## start EXERCISE DATA

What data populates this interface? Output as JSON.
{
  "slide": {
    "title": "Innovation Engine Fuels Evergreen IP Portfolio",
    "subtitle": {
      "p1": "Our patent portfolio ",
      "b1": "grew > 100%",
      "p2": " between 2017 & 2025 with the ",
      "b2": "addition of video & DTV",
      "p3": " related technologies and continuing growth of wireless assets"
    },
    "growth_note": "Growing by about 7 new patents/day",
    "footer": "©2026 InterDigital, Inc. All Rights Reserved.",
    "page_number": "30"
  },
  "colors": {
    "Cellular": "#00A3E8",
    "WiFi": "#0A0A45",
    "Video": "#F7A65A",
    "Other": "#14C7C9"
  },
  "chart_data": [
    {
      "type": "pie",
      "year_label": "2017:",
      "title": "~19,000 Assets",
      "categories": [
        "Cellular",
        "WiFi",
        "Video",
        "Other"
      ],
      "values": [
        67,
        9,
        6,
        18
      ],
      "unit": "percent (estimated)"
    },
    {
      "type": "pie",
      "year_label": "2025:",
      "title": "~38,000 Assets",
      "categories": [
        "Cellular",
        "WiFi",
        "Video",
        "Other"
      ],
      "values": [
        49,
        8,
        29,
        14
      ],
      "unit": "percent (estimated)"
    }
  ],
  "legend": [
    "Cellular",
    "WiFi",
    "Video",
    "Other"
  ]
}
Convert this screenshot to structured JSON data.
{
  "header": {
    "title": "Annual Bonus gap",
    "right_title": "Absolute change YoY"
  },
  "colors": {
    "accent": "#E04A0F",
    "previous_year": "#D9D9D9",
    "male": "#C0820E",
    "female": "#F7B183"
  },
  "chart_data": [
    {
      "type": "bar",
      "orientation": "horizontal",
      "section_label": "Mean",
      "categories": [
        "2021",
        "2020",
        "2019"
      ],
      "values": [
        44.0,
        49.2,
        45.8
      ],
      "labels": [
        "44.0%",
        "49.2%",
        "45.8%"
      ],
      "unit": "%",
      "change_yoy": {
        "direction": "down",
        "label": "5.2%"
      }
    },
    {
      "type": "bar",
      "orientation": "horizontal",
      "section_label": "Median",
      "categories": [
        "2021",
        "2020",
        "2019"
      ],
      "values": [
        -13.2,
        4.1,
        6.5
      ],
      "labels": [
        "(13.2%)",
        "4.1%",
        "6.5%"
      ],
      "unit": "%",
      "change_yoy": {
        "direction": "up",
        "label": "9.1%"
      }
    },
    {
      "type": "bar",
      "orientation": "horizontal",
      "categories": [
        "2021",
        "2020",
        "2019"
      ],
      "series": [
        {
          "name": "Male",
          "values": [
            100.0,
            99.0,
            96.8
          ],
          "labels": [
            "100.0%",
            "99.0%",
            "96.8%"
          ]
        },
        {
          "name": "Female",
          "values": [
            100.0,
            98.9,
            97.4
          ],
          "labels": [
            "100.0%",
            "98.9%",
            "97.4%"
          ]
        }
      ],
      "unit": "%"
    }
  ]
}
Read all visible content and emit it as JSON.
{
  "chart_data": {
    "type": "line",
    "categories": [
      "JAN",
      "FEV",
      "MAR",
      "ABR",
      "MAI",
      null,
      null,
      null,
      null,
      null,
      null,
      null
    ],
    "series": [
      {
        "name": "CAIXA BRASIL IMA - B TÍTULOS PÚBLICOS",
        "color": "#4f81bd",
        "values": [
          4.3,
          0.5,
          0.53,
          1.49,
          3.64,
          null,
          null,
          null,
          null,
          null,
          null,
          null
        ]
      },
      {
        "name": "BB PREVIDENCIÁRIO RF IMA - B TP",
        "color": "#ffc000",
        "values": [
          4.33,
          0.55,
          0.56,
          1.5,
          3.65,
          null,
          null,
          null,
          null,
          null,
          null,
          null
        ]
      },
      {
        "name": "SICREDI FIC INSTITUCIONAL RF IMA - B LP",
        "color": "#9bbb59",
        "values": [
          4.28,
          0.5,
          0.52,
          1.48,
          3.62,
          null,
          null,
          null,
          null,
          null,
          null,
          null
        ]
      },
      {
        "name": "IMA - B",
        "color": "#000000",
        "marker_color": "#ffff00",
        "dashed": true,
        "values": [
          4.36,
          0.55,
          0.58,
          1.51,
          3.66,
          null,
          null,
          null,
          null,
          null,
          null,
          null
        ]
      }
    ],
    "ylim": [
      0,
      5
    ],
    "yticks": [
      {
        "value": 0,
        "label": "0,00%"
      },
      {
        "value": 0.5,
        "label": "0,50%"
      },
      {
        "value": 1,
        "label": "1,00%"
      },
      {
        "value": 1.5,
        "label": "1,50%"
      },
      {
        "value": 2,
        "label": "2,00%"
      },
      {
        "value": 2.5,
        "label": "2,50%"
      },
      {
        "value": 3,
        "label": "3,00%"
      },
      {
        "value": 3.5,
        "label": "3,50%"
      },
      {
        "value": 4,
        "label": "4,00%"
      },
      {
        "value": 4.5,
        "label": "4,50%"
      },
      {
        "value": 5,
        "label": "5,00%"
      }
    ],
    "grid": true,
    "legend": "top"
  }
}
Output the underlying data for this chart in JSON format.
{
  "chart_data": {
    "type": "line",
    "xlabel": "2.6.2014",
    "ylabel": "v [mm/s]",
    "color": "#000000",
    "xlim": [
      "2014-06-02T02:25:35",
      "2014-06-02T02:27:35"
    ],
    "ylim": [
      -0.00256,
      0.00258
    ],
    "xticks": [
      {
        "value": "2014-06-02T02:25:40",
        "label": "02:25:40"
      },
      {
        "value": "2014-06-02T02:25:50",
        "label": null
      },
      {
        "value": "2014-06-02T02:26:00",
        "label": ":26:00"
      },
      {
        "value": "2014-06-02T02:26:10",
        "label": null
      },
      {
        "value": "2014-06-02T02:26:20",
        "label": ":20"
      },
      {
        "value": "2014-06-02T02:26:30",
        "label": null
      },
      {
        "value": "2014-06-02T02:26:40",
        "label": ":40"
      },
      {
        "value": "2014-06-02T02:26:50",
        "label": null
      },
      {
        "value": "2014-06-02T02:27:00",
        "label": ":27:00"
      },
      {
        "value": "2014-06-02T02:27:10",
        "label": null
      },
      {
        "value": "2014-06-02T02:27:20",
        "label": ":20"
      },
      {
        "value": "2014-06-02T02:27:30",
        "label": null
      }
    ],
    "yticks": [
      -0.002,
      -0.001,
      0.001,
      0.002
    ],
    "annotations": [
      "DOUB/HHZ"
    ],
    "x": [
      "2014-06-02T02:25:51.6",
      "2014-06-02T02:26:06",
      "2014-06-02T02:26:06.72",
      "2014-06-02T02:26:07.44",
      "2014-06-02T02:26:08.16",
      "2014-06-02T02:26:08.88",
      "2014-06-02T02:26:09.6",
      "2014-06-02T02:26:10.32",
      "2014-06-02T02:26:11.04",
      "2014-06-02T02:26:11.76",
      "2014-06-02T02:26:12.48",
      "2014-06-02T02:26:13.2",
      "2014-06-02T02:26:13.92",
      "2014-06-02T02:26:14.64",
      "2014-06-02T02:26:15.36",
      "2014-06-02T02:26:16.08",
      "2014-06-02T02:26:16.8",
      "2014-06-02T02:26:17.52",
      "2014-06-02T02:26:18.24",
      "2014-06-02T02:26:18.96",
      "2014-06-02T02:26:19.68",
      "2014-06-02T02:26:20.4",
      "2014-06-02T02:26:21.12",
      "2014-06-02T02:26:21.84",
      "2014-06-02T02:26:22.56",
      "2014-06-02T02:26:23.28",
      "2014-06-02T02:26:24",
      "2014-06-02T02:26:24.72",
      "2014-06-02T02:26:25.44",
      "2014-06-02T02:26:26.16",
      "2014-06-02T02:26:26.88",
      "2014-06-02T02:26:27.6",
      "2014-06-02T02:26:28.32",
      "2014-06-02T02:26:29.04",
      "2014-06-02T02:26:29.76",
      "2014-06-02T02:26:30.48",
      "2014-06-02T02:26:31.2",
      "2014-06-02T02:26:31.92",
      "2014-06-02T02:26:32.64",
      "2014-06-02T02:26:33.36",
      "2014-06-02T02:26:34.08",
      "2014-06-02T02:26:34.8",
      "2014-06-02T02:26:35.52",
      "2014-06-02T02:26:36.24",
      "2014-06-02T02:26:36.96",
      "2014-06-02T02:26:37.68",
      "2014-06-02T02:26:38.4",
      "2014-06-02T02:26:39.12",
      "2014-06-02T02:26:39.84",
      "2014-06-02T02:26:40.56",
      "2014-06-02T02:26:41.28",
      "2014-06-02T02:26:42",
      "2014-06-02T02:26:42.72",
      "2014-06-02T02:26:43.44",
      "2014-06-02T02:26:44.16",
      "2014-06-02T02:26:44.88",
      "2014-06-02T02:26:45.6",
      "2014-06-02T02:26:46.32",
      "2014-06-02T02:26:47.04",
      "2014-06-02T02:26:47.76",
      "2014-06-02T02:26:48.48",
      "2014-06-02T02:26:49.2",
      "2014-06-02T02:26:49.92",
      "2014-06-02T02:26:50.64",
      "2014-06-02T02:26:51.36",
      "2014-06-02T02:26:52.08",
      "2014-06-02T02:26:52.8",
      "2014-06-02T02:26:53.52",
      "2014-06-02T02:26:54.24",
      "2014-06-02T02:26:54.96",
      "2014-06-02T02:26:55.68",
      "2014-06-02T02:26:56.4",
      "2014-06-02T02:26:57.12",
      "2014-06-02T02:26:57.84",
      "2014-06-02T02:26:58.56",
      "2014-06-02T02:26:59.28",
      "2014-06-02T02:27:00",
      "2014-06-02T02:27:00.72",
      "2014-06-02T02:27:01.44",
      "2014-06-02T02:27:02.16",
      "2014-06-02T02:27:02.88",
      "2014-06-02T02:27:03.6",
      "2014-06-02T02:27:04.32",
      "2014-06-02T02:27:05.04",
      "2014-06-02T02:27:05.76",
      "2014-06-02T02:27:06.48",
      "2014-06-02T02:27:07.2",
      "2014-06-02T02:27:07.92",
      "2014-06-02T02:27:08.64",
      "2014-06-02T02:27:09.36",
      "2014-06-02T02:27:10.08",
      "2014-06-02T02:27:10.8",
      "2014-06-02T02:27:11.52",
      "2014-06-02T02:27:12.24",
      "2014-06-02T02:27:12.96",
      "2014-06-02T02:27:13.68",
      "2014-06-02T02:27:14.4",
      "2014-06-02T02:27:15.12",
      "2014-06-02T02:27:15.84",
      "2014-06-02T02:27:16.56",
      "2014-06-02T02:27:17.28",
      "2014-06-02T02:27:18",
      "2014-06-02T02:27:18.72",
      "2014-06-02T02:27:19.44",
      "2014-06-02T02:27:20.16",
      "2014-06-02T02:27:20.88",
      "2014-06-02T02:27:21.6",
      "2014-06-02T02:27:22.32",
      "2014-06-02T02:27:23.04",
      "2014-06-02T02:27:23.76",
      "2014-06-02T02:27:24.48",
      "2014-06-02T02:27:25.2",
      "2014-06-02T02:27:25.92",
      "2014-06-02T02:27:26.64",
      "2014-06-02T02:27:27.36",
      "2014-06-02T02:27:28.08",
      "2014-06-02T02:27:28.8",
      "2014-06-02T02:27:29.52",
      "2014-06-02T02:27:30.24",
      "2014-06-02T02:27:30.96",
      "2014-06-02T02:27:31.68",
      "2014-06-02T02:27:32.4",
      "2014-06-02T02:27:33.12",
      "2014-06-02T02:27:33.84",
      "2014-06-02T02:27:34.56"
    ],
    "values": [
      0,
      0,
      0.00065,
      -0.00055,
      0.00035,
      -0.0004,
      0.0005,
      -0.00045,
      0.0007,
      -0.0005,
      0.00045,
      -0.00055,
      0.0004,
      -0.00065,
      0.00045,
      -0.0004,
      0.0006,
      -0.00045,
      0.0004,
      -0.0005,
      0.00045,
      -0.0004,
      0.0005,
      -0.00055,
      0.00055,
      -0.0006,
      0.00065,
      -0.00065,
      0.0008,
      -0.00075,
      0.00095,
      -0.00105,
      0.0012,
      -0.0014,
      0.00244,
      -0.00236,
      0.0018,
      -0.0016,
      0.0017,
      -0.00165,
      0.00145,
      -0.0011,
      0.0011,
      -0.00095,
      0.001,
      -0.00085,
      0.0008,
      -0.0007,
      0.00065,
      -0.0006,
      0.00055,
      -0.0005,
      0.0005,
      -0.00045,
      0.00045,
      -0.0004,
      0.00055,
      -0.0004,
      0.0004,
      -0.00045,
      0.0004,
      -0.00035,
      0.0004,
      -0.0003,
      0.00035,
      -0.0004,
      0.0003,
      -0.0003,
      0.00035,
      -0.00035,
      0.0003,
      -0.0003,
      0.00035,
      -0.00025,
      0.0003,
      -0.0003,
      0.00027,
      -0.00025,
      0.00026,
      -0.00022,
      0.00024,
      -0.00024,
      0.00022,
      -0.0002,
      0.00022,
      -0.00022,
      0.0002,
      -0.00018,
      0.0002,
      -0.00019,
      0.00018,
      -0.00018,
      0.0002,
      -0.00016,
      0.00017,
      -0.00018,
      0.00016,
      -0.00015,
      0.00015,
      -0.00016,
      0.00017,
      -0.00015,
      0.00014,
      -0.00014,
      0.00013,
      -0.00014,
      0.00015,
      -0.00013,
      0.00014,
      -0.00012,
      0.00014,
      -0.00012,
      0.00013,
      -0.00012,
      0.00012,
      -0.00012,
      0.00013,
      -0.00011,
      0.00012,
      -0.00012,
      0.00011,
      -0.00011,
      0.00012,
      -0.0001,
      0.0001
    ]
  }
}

## end EXERCISE DATA

INSTRUCTIONS TO FOLLOW.
Copy out each line of the data where the string "Output" appears.

SOLUTION.
What data populates this interface? Output as JSON.
Output the underlying data for this chart in JSON format.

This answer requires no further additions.